## SOURCE EXTRACT:

Britology Watch: Deconstructing \’British Values\’

23 August 2008

Football’s coming home – to Britain: GB backs Team UK for the 2012 Olympics

Thanks for alerting me to this piece of news go to a comment from ‘Big Englander’ on my last post on ‘Team GB’ at the Beijing Olympics. GB – Gordon Brown, that is – has come out in favour of a ‘UK’ (yes, UK, not GB) football team at the London Olympics in 2012. Apparently, according to the report on Sky News, GB has already “met with head of FIFA Sepp Blatter, Olympic organisers and FA organisers in Britain in order to broker an agreement”. Watch out, lads; this looks serious.

Again according to the report, GB is quoted as saying, “I hope there will be a team by 2012. It will be team UK”. Could it be that GB has taken note of the criticisms – of which my last post was just one among many – of the use of ‘GB’ for the name of the British team and of the country as a whole in the Olympics and, indeed, in his own paean of praise to team GB last weekend?

“I want to send my congratulations to Team GB on this golden weekend for British sport. Eight gold medals and seventeen medals in total in one weekend is a superb and unprecedented achievement. The whole country has been watching and has been thrilled by Team GB. We are immensely proud of what they have achieved so far, and inspired by their performance. Our Olympians’ talent and dedication represent the very best of Britain and we look forward to another great week of British sporting success”.

Are we now to conclude that the whole of the British team will be designated Team UK, not just the football team? This may come as quite a shock to the marketing bods at the British Olympic Association, which has been diligently building up the ‘brand’ of Team GB since it was launched at Atlanta 1996 and is making it the centrepoint of its preparations for 2012! How would a Team UK for all the Olympic sports accommodate the delicate issue of Northern Irish athletes who elect to compete for Team Ireland (as it is in fact called)? Football is a sport where you could make an exception or, depending on how you look at it, where it would be unavoidable to make an exception. This is because football is one of the few sports with a mass following where there are separate Northern Irish and Eire teams. Therefore, to include Northern Irish footballers, some of whom might be very well known, in a four-nation team and still call it ‘Team GB’ would make the anomaly of that name even more glaring and offensive – to unionists, at least.

## WHAT TO DO:
Please return the blog post above on a Team UK football side for the 2012 Olympics, in full and word for word.

## EXTRACTED ENTRIES:
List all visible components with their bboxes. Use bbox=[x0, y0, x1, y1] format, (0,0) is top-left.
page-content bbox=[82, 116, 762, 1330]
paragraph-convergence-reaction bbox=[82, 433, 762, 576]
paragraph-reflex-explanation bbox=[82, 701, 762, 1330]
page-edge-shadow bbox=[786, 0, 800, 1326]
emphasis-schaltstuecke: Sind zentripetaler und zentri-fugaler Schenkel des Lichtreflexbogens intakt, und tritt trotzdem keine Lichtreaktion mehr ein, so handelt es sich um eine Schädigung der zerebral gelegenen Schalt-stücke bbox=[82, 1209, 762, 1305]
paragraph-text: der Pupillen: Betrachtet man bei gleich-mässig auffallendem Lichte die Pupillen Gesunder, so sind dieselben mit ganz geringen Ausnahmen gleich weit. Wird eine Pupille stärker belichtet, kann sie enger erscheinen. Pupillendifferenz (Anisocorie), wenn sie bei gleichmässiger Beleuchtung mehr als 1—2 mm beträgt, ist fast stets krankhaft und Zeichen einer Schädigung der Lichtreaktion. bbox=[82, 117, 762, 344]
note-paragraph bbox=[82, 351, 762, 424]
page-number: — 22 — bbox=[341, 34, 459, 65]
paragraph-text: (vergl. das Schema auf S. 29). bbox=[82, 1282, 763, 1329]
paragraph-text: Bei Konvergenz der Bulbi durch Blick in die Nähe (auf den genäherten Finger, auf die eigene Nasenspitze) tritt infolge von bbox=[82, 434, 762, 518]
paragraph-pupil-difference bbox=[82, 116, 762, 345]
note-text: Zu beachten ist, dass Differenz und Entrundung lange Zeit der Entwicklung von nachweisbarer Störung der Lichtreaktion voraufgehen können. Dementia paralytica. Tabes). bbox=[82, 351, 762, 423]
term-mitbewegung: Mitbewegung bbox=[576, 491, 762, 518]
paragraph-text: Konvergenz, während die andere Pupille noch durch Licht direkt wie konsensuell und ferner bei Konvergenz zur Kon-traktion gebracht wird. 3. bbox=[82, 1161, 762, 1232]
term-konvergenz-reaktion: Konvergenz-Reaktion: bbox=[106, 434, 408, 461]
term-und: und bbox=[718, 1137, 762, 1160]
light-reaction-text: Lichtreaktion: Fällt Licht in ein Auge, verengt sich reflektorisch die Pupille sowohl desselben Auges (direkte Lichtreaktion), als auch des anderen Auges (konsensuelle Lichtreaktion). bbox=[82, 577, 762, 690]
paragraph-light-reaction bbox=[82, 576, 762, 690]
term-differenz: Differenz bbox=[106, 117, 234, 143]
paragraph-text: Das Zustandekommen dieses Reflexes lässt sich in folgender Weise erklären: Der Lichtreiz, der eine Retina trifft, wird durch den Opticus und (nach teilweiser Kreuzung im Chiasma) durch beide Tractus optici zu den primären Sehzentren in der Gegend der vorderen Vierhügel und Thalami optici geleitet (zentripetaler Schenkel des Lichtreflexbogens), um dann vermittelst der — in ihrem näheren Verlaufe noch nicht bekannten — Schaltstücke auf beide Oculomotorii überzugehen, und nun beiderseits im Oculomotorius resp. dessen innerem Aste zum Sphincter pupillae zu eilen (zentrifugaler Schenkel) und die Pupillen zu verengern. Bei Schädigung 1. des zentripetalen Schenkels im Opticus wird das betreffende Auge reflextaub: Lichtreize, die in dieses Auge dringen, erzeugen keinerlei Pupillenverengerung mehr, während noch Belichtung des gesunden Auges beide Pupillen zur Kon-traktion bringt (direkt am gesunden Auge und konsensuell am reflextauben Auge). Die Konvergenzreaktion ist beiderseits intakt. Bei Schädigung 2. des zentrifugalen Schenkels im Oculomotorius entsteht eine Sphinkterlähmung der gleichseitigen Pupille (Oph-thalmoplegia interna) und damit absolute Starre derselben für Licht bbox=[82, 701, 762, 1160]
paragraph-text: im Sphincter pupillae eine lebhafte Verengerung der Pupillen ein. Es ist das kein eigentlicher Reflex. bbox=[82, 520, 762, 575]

## FULL SOLUTION:
Britology Watch: Deconstructing \’British Values\’

23 August 2008

Football’s coming home – to Britain: GB backs Team UK for the 2012 Olympics

Thanks for alerting me to this piece of news go to a comment from ‘Big Englander’ on my last post on ‘Team GB’ at the Beijing Olympics. GB – Gordon Brown, that is – has come out in favour of a ‘UK’ (yes, UK, not GB) football team at the London Olympics in 2012. Apparently, according to the report on Sky News, GB has already “met with head of FIFA Sepp Blatter, Olympic organisers and FA organisers in Britain in order to broker an agreement”. Watch out, lads; this looks serious.

Again according to the report, GB is quoted as saying, “I hope there will be a team by 2012. It will be team UK”. Could it be that GB has taken note of the criticisms – of which my last post was just one among many – of the use of ‘GB’ for the name of the British team and of the country as a whole in the Olympics and, indeed, in his own paean of praise to team GB last weekend?

“I want to send my congratulations to Team GB on this golden weekend for British sport. Eight gold medals and seventeen medals in total in one weekend is a superb and unprecedented achievement. The whole country has been watching and has been thrilled by Team GB. We are immensely proud of what they have achieved so far, and inspired by their performance. Our Olympians’ talent and dedication represent the very best of Britain and we look forward to another great week of British sporting success”.

Are we now to conclude that the whole of the British team will be designated Team UK, not just the football team? This may come as quite a shock to the marketing bods at the British Olympic Association, which has been diligently building up the ‘brand’ of Team GB since it was launched at Atlanta 1996 and is making it the centrepoint of its preparations for 2012! How would a Team UK for all the Olympic sports accommodate the delicate issue of Northern Irish athletes who elect to compete for Team Ireland (as it is in fact called)? Football is a sport where you could make an exception or, depending on how you look at it, where it would be unavoidable to make an exception. This is because football is one of the few sports with a mass following where there are separate Northern Irish and Eire teams. Therefore, to include Northern Irish footballers, some of whom might be very well known, in a four-nation team and still call it ‘Team GB’ would make the anomaly of that name even more glaring and offensive – to unionists, at least.